═════ Exercise material ═════

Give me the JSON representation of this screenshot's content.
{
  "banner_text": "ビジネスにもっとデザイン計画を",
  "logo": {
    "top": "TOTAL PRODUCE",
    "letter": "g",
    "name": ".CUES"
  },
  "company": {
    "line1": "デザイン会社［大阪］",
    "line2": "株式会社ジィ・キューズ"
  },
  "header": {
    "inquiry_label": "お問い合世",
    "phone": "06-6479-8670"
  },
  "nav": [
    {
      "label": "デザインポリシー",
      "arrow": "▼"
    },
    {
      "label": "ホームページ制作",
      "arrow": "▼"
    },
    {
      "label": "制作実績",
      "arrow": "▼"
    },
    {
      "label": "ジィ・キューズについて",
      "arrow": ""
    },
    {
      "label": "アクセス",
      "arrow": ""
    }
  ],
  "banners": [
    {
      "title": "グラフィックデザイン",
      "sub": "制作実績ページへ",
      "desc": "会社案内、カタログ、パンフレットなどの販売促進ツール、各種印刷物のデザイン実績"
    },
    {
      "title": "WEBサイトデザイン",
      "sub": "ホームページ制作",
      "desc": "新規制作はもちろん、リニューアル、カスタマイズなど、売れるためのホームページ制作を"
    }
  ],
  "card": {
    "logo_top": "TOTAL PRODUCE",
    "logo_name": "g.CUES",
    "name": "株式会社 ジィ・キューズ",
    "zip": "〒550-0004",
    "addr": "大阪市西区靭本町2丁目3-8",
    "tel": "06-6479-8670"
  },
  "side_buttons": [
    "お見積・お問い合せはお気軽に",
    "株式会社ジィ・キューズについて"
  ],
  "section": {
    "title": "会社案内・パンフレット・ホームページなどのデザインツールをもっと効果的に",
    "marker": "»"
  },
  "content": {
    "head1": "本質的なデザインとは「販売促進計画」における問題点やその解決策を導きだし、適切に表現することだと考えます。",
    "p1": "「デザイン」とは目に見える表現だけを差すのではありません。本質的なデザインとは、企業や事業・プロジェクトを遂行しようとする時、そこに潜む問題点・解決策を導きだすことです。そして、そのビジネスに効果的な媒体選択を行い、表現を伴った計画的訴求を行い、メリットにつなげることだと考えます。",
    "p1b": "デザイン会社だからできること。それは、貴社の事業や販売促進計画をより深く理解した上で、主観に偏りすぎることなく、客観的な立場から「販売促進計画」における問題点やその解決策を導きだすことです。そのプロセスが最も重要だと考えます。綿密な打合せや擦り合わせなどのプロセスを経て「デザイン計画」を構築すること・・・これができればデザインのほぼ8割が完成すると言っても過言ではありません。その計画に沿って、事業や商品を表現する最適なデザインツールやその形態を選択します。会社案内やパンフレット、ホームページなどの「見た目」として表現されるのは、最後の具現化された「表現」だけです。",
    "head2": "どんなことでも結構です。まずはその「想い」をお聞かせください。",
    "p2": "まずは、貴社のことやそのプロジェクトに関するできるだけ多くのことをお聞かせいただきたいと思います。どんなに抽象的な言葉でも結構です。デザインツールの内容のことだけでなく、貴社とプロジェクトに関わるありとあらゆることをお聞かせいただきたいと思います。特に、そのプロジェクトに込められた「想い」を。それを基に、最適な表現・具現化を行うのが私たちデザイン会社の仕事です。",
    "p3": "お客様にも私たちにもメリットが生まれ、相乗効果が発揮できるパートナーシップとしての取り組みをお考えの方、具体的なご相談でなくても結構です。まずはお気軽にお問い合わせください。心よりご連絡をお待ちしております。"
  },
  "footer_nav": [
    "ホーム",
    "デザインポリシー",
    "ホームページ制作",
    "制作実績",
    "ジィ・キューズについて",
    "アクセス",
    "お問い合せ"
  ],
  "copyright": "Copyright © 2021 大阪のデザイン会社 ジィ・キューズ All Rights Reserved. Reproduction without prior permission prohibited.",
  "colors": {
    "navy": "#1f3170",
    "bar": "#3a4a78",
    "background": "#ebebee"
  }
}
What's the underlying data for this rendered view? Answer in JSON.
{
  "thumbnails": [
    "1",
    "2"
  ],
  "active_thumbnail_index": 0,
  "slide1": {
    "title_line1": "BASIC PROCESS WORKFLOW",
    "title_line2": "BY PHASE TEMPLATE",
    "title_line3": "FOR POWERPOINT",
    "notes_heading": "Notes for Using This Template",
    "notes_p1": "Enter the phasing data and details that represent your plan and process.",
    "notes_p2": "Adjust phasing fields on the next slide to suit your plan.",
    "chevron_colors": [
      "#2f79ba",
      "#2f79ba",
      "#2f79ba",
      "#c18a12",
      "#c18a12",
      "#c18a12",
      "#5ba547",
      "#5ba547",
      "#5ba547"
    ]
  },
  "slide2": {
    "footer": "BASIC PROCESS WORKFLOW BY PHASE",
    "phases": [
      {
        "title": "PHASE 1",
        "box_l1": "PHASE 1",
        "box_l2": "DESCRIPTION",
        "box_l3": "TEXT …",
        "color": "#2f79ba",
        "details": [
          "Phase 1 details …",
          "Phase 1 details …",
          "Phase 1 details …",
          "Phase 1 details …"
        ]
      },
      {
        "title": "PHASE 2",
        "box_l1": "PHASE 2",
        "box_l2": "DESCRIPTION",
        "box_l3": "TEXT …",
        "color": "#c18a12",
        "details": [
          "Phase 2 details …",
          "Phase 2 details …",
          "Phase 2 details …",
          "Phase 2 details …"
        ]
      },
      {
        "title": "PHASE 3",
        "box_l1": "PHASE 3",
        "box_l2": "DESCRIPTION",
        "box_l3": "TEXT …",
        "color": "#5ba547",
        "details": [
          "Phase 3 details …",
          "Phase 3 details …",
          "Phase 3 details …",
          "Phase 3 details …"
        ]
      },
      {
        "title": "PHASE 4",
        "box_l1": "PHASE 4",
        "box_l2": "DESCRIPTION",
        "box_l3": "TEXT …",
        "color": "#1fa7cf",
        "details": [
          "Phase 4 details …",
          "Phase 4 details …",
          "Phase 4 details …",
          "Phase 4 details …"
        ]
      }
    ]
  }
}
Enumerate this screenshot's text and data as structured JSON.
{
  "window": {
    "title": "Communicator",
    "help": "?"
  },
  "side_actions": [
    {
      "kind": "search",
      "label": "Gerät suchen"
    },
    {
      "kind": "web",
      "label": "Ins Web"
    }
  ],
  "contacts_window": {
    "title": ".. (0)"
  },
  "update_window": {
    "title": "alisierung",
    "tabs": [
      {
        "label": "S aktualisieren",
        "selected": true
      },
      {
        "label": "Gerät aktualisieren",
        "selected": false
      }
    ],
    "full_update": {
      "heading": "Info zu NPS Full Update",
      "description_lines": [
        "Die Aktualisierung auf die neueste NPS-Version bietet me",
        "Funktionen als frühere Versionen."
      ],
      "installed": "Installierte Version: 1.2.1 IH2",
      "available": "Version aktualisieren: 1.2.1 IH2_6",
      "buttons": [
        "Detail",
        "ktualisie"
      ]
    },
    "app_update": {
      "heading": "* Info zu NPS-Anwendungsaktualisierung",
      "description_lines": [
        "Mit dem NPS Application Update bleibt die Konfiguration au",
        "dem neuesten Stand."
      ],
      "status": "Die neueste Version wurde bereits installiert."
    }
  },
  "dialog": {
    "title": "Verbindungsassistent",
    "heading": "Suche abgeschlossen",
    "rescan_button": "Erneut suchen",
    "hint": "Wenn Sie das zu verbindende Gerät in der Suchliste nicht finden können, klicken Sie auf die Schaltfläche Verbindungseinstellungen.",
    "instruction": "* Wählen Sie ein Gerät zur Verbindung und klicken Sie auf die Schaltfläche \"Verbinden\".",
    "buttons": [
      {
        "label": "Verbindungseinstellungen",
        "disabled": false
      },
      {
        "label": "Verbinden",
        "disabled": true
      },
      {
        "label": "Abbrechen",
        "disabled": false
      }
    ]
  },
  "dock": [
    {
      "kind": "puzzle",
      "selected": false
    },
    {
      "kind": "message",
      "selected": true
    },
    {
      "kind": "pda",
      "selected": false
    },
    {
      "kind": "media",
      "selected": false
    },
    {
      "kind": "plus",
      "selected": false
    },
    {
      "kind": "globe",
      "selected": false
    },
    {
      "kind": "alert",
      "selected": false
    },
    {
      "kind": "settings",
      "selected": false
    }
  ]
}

═════

[Exercise directions]:
In the records above, locate every line with the string "screenshot" and copy it.

[Final result]:
Give me the JSON representation of this screenshot's content.
Enumerate this screenshot's text and data as structured JSON.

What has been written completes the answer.